State how many lines contain the string "health", and write nothing else.

━━━ RECORDS TO USE

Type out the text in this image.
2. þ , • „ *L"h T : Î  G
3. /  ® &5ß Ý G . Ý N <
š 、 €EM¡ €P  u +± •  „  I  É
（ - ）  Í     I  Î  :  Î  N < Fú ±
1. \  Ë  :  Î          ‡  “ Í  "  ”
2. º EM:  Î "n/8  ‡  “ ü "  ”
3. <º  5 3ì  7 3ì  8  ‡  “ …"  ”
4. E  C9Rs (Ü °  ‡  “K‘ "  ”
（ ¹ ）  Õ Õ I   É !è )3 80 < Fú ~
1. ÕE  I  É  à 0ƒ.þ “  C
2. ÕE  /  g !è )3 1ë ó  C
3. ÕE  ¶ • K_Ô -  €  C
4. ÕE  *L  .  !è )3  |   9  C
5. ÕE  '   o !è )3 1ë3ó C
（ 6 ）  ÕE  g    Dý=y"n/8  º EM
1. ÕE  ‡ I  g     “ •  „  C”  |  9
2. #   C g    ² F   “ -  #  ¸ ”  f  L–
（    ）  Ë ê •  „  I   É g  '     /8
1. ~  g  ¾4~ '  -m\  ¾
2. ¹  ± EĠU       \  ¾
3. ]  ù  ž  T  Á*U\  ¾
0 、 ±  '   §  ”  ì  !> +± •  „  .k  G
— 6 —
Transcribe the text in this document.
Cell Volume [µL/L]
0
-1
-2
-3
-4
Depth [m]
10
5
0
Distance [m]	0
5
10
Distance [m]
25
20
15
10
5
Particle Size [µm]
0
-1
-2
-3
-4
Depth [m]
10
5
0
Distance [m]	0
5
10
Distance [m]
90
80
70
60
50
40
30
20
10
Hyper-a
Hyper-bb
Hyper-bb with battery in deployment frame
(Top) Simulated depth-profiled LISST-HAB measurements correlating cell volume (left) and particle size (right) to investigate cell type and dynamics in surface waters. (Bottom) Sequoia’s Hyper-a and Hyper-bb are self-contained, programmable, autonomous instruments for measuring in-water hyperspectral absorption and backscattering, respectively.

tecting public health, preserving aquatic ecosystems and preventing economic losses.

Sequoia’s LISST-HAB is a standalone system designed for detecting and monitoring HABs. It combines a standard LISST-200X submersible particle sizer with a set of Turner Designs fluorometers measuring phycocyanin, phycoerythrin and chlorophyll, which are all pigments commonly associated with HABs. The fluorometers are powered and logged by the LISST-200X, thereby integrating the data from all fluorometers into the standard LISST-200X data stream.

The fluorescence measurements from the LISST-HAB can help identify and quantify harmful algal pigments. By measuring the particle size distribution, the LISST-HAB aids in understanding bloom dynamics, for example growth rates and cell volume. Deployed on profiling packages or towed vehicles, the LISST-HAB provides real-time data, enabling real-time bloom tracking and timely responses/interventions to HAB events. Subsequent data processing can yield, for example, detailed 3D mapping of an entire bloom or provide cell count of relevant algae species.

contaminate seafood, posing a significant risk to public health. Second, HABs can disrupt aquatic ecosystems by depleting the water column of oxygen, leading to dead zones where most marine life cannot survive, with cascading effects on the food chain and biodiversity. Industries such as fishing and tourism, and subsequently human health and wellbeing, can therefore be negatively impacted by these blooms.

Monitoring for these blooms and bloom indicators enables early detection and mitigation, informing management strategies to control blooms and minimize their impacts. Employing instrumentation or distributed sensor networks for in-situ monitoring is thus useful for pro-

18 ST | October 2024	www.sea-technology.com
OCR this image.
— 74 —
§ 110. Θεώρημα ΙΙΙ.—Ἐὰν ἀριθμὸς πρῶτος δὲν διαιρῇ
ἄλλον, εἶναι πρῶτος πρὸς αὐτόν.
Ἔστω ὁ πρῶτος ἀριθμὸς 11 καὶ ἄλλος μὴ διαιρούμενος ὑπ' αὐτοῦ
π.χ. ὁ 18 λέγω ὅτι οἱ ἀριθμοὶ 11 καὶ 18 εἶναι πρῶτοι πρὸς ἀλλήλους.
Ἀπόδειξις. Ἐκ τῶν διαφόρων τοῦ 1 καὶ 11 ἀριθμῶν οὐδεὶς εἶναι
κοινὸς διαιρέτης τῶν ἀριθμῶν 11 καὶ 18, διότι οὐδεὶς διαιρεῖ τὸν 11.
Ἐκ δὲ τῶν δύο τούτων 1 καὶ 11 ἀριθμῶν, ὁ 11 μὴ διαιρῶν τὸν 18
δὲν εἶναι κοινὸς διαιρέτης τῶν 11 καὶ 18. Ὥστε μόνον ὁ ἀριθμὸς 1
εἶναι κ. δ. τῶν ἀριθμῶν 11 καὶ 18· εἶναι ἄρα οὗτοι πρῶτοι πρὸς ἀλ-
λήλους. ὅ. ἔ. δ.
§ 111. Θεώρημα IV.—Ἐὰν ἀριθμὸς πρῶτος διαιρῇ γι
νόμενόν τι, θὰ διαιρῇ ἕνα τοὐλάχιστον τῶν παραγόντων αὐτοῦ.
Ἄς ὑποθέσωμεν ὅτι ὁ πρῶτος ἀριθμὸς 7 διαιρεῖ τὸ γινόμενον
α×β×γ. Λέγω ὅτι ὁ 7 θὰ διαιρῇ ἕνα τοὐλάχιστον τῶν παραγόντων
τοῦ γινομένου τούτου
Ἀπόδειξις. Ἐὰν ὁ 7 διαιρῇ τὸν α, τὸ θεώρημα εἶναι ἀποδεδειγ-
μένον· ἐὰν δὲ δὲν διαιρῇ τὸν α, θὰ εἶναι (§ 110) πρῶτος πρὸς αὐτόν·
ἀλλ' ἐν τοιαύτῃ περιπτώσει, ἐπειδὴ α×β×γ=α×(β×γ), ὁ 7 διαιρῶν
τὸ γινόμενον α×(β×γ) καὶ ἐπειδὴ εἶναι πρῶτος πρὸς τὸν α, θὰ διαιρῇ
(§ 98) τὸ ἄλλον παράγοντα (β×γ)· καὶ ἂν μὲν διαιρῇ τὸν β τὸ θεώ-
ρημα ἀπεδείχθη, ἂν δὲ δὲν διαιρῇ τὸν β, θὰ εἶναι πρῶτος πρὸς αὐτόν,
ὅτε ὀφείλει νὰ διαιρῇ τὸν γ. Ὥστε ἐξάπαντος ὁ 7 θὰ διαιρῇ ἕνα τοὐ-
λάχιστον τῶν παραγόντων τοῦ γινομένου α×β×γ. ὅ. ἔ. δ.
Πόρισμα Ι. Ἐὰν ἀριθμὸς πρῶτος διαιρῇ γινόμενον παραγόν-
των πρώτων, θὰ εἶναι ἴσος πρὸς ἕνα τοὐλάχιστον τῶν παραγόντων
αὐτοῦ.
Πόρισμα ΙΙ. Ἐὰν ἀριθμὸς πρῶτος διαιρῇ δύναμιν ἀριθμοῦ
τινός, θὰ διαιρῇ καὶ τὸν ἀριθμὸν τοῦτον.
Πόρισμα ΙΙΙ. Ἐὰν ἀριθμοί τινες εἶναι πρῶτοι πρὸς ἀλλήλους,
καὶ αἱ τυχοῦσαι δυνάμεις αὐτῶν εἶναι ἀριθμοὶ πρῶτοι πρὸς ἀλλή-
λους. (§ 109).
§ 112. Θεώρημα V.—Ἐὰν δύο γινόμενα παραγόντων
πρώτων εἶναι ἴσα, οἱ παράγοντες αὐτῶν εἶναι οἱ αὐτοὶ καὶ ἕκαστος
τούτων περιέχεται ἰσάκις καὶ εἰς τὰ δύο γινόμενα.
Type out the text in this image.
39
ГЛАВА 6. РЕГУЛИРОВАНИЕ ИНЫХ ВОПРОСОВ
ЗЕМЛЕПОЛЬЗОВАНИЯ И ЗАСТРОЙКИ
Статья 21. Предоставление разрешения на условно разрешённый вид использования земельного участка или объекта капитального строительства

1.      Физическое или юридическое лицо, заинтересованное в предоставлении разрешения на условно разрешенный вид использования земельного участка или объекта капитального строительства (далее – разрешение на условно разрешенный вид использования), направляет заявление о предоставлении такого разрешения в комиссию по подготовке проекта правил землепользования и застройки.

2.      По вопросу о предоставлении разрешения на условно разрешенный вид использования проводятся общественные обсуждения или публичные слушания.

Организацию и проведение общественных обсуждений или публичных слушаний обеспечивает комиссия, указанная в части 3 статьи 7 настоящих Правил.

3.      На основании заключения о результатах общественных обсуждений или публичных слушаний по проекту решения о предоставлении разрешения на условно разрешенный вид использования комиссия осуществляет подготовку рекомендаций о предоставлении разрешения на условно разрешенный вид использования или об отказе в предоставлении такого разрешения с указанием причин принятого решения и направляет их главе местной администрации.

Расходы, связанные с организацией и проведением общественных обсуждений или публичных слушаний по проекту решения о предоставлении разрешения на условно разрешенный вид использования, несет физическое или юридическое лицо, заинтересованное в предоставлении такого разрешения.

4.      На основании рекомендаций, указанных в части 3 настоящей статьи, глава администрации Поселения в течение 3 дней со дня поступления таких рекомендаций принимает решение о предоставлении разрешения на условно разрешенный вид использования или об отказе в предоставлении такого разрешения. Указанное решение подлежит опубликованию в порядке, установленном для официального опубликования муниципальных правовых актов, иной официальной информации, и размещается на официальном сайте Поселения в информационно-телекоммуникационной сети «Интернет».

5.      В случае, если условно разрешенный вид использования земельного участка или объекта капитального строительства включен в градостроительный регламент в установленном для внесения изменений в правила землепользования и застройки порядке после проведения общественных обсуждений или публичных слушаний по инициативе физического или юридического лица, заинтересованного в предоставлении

━━━━━━

CORRECT OUTPUT: 2